» What is asked
Find the lines holding the string "Discarded" in the data, then copy all of them.

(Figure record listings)

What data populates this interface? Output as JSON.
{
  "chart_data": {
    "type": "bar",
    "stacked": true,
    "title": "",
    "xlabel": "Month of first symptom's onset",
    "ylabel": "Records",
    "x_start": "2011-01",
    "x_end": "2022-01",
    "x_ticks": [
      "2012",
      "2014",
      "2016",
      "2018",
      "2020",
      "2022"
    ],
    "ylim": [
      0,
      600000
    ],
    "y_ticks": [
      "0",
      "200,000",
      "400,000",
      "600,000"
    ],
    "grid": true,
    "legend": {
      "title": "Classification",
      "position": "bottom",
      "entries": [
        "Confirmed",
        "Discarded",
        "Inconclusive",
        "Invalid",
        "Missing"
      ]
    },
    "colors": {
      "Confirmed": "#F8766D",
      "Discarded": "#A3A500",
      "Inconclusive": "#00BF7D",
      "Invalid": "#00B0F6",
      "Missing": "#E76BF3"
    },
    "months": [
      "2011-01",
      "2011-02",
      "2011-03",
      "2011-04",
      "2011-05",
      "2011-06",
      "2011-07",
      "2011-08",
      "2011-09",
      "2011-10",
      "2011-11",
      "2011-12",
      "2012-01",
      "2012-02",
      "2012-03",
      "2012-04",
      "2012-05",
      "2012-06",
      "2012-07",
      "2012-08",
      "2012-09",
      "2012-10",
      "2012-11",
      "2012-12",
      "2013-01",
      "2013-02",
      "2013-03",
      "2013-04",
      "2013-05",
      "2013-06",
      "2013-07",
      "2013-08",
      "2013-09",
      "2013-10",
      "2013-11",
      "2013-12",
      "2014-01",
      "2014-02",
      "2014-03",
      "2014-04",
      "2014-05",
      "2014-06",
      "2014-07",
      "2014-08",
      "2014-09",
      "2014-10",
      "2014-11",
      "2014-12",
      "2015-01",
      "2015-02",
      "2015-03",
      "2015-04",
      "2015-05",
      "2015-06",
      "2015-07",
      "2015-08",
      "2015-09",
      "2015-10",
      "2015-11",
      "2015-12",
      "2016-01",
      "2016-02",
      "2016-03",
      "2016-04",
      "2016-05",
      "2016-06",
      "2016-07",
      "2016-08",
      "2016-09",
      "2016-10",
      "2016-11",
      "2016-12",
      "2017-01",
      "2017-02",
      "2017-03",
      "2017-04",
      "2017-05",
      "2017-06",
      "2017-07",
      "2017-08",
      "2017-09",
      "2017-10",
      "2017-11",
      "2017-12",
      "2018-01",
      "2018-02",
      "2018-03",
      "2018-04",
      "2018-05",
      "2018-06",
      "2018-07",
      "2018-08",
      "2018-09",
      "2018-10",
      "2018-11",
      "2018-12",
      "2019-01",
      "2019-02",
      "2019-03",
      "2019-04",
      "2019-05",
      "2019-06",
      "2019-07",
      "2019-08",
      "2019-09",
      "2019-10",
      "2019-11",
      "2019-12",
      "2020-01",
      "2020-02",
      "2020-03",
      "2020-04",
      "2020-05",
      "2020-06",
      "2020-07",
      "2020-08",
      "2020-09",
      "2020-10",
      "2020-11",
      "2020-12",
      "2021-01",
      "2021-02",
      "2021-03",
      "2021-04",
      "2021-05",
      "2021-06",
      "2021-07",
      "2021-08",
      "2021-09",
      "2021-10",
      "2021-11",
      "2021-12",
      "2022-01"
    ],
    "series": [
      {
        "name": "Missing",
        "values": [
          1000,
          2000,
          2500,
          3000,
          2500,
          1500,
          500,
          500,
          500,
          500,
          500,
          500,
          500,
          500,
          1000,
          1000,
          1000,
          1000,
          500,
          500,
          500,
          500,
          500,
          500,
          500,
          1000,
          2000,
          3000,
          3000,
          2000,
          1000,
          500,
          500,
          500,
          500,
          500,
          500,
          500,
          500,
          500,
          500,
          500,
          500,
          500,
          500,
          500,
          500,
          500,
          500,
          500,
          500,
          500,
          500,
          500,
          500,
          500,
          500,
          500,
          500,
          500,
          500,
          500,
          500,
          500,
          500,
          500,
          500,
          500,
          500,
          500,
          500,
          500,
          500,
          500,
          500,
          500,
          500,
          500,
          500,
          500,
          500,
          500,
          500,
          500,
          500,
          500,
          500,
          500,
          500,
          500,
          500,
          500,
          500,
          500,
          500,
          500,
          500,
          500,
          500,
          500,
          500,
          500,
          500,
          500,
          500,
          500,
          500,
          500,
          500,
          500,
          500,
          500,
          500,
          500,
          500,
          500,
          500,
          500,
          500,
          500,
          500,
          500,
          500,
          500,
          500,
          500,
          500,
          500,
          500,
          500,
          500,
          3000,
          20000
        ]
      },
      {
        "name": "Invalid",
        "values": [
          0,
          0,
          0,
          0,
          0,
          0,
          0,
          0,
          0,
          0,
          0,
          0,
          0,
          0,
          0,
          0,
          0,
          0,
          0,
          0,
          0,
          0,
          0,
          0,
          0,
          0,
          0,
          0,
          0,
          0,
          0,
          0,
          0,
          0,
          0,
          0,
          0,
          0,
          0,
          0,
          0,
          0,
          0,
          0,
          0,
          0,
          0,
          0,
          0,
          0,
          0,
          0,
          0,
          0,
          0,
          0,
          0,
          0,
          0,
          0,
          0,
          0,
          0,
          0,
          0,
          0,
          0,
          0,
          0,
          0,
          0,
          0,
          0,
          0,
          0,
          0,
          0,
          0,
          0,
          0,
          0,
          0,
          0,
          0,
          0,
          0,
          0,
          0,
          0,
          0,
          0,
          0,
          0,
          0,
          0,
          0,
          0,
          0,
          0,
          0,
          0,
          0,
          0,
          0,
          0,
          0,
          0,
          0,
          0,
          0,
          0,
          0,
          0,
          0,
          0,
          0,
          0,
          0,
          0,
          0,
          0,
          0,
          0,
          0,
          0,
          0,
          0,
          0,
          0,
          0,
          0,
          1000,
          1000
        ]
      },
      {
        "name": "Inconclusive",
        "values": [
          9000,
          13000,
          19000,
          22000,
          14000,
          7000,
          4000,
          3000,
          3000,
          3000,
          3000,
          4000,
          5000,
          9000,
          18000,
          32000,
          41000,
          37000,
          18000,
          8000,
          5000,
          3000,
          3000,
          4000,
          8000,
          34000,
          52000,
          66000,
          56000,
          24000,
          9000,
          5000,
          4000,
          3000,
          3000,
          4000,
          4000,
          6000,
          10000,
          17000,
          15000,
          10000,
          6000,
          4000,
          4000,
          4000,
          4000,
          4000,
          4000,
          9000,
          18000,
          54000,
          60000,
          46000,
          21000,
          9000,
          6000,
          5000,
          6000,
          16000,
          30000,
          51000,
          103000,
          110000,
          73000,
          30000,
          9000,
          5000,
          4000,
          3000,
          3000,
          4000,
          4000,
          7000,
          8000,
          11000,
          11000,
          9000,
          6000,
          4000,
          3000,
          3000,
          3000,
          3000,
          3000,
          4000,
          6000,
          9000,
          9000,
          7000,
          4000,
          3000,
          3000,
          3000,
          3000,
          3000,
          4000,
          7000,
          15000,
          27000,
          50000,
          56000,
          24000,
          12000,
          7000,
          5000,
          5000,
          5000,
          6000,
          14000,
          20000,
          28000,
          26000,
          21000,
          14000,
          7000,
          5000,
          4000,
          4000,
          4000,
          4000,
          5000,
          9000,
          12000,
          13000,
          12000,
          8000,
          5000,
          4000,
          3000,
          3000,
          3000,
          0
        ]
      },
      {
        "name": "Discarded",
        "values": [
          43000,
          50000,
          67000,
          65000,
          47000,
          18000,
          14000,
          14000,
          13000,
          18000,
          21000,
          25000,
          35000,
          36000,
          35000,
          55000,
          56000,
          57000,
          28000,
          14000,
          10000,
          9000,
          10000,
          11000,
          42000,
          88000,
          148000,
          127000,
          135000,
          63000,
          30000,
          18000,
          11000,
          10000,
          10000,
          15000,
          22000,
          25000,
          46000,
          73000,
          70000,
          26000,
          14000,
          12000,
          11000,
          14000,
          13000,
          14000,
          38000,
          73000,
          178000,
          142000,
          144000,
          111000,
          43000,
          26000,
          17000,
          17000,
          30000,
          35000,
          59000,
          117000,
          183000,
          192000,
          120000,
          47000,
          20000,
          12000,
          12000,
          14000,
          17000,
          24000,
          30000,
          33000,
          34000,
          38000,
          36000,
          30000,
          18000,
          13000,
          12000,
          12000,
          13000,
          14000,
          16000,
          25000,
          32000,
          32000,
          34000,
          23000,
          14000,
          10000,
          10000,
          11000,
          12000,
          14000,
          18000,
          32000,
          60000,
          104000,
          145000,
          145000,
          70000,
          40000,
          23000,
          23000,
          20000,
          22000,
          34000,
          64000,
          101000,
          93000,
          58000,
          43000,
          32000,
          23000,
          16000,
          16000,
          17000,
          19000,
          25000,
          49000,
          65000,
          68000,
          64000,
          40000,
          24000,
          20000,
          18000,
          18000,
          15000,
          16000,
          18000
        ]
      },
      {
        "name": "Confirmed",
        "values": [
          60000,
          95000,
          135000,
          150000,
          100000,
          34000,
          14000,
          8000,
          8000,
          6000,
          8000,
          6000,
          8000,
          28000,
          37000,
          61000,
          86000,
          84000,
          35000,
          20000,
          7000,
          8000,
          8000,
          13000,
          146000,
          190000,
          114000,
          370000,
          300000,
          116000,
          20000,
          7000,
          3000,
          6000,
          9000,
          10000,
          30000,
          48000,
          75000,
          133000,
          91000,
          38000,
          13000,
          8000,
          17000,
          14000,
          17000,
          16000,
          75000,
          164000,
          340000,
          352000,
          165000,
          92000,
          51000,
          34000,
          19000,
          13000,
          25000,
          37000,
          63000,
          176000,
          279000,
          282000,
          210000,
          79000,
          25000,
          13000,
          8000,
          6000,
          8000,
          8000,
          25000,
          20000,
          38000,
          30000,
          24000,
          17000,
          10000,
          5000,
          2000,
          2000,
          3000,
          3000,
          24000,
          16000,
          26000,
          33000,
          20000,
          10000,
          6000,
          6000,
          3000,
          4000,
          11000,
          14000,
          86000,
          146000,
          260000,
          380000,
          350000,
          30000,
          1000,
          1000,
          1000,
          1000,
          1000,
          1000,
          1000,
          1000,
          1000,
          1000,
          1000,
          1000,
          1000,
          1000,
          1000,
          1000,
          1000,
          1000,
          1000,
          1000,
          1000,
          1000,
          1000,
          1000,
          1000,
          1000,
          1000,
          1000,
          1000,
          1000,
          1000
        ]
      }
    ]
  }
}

» Written solution
        "Discarded",
      "Discarded": "#A3A500",
        "name": "Discarded",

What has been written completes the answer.